[A block of data]
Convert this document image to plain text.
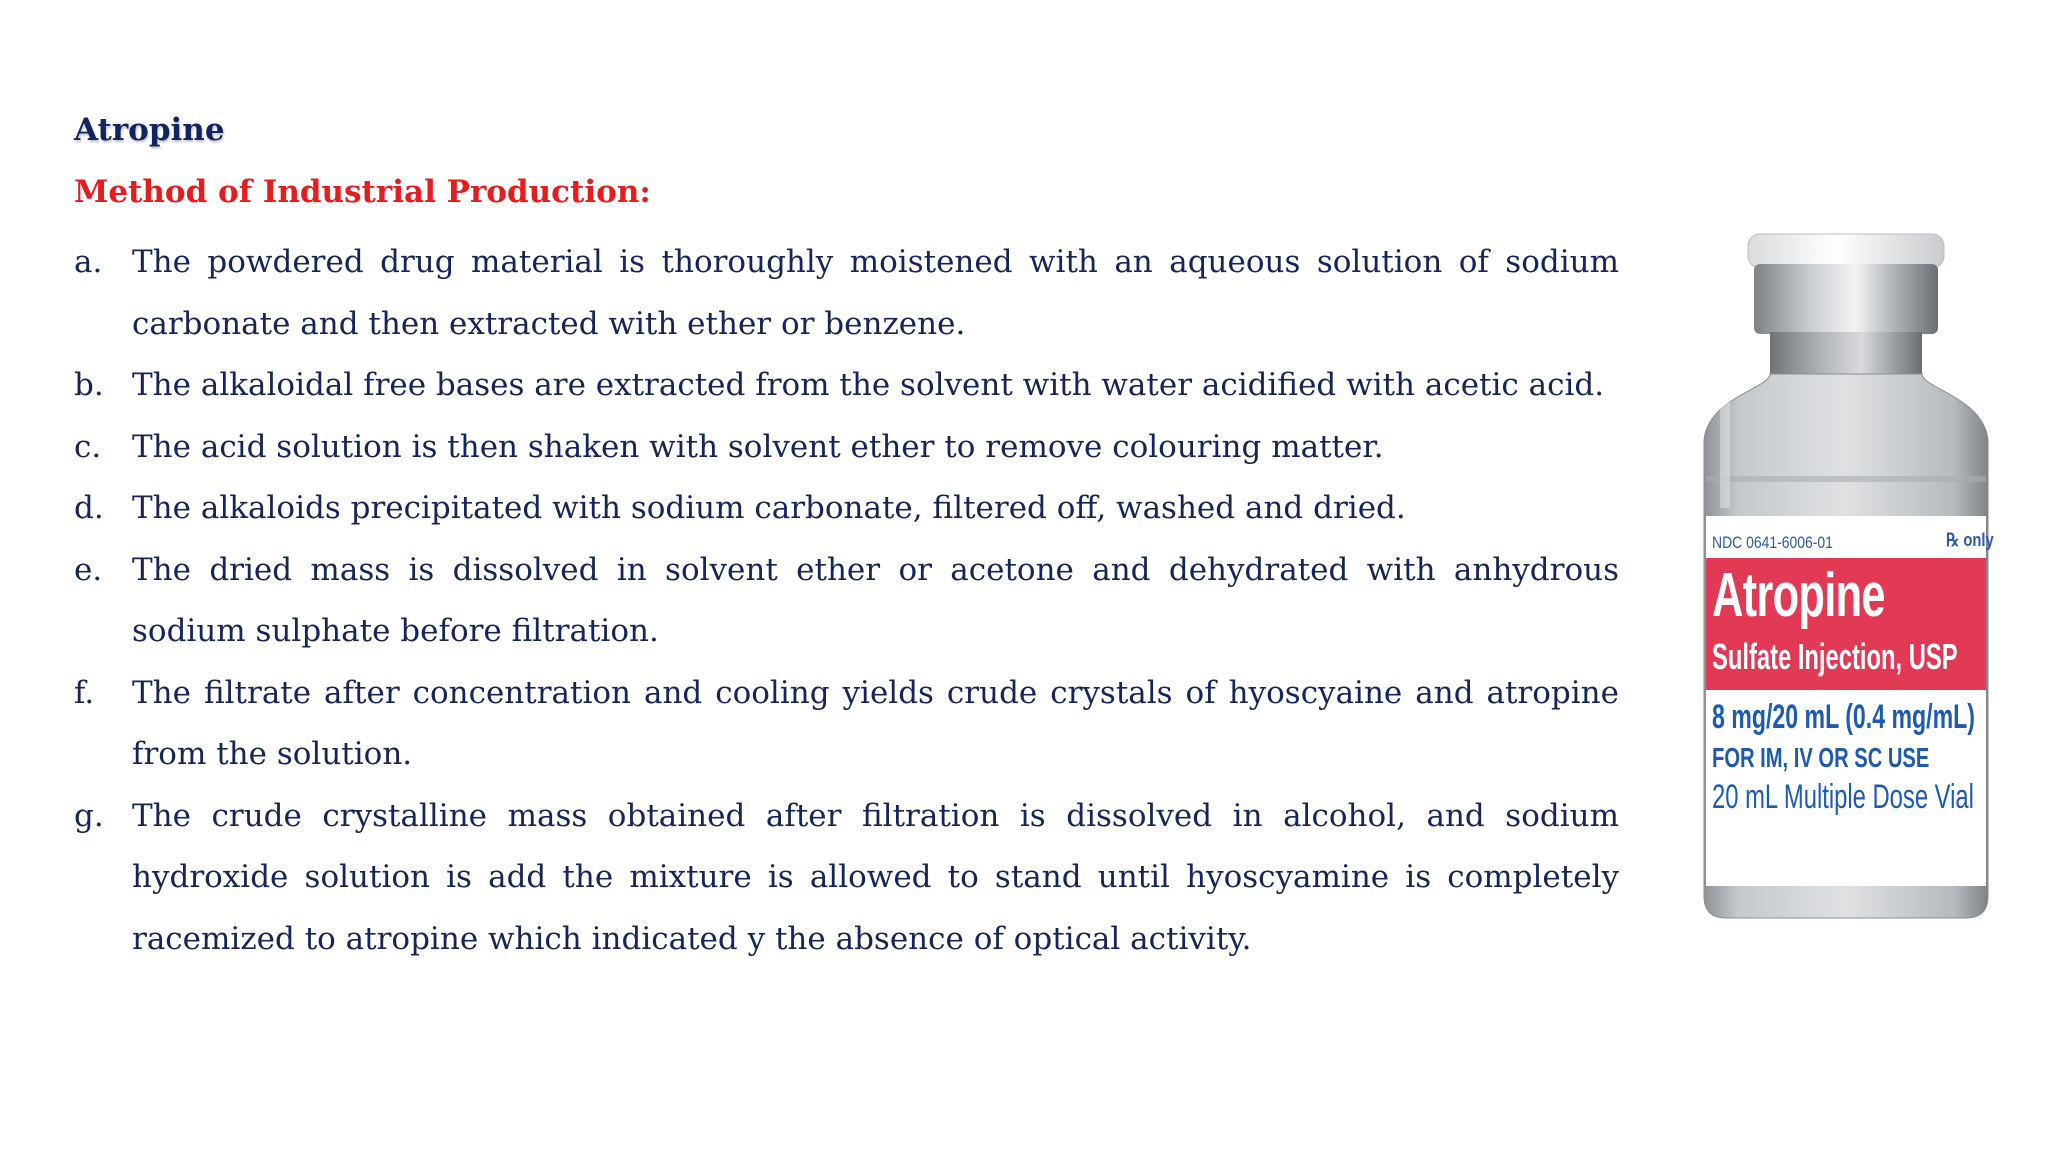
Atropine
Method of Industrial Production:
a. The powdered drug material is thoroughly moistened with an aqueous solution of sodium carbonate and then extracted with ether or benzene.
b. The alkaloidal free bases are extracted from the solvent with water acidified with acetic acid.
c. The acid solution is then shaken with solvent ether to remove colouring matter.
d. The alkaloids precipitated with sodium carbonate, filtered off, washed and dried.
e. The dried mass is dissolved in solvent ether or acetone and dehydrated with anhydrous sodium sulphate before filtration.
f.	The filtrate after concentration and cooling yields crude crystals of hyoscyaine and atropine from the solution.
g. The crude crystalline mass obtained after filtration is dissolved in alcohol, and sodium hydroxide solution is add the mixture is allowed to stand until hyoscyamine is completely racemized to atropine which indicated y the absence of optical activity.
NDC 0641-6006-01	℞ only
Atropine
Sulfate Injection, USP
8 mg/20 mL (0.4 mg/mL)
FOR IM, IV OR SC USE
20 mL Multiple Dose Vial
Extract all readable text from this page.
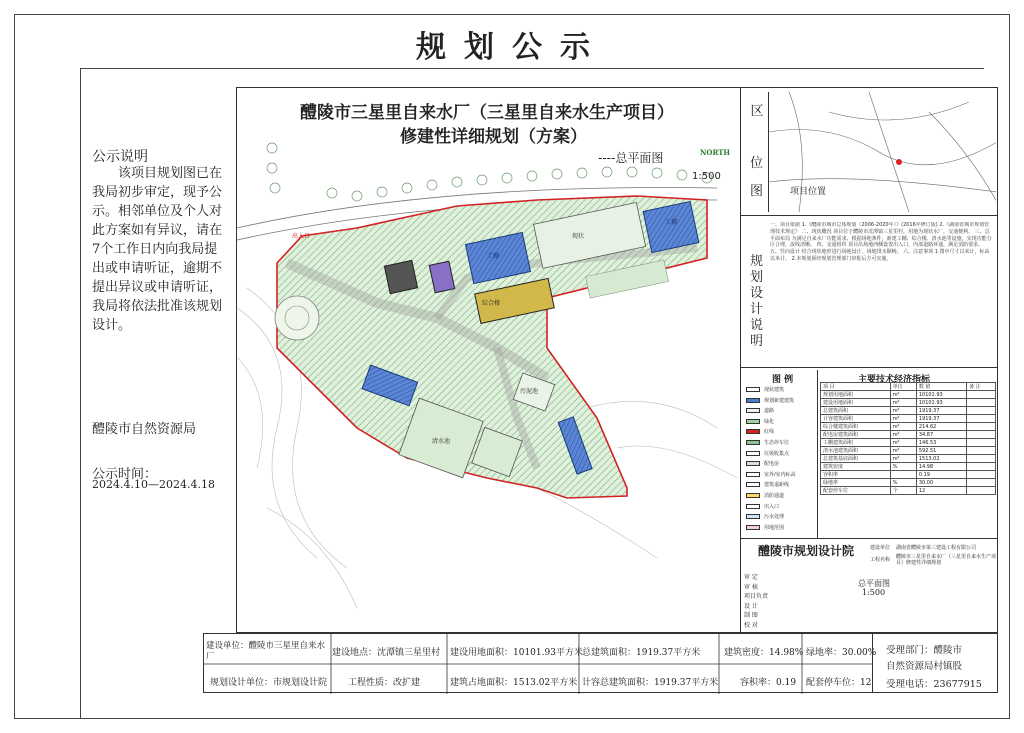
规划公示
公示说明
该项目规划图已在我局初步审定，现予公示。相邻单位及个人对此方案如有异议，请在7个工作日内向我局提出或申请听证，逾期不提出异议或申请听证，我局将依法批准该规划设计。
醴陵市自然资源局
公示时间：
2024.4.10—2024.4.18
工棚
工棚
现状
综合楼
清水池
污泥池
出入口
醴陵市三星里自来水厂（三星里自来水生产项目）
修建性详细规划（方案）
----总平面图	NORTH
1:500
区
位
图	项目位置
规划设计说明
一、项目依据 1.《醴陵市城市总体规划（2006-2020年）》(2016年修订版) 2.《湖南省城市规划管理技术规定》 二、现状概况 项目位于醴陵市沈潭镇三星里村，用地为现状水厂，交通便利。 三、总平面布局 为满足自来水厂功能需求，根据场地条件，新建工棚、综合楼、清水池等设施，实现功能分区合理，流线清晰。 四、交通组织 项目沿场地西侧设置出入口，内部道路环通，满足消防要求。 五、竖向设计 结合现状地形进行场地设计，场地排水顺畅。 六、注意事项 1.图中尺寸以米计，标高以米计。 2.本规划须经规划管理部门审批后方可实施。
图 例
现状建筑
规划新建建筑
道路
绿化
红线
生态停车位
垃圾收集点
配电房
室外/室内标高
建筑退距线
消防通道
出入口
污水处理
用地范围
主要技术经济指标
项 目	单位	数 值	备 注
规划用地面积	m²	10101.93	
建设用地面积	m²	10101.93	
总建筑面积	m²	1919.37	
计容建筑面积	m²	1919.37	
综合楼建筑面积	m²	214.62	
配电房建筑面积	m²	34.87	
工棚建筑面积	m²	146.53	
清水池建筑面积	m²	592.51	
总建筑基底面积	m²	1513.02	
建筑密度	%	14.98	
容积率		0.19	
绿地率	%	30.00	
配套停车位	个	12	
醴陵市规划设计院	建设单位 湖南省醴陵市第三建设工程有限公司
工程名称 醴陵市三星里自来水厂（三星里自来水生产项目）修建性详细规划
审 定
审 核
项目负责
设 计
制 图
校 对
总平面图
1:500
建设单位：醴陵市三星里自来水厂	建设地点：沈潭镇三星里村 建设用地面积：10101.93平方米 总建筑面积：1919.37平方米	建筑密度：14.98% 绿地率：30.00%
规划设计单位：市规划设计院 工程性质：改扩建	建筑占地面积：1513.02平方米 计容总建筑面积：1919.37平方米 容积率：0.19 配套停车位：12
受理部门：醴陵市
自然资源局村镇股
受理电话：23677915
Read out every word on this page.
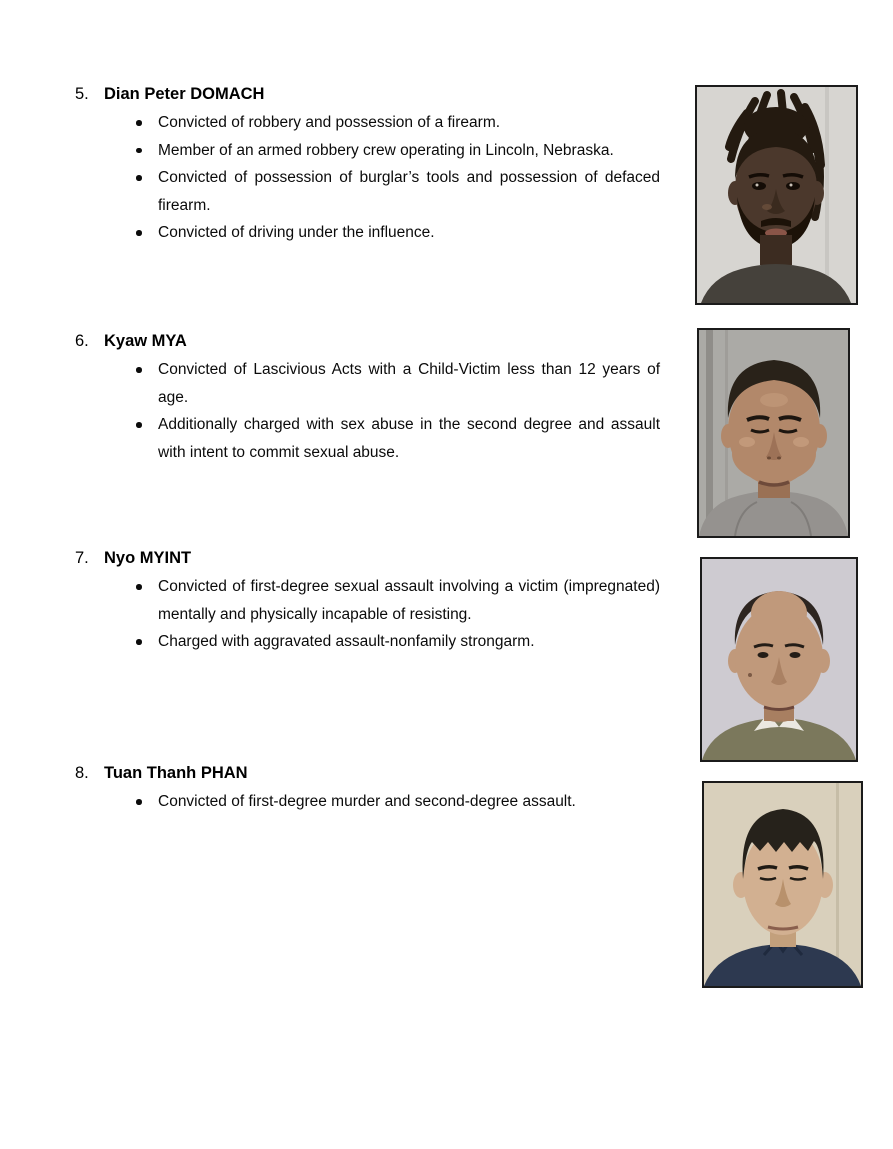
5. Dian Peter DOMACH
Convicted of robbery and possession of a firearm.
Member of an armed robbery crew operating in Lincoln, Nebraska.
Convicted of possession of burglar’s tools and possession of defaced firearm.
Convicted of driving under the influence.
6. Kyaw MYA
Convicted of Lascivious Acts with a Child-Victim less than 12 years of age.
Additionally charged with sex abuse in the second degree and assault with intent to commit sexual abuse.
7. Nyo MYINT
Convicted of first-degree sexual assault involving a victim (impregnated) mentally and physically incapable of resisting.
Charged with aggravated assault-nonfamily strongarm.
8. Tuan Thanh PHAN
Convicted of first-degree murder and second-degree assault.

• [Task instructions]: Tally the lines of the listing that include "degree". Reply with nothing but the count.

• [Exercise output]: 3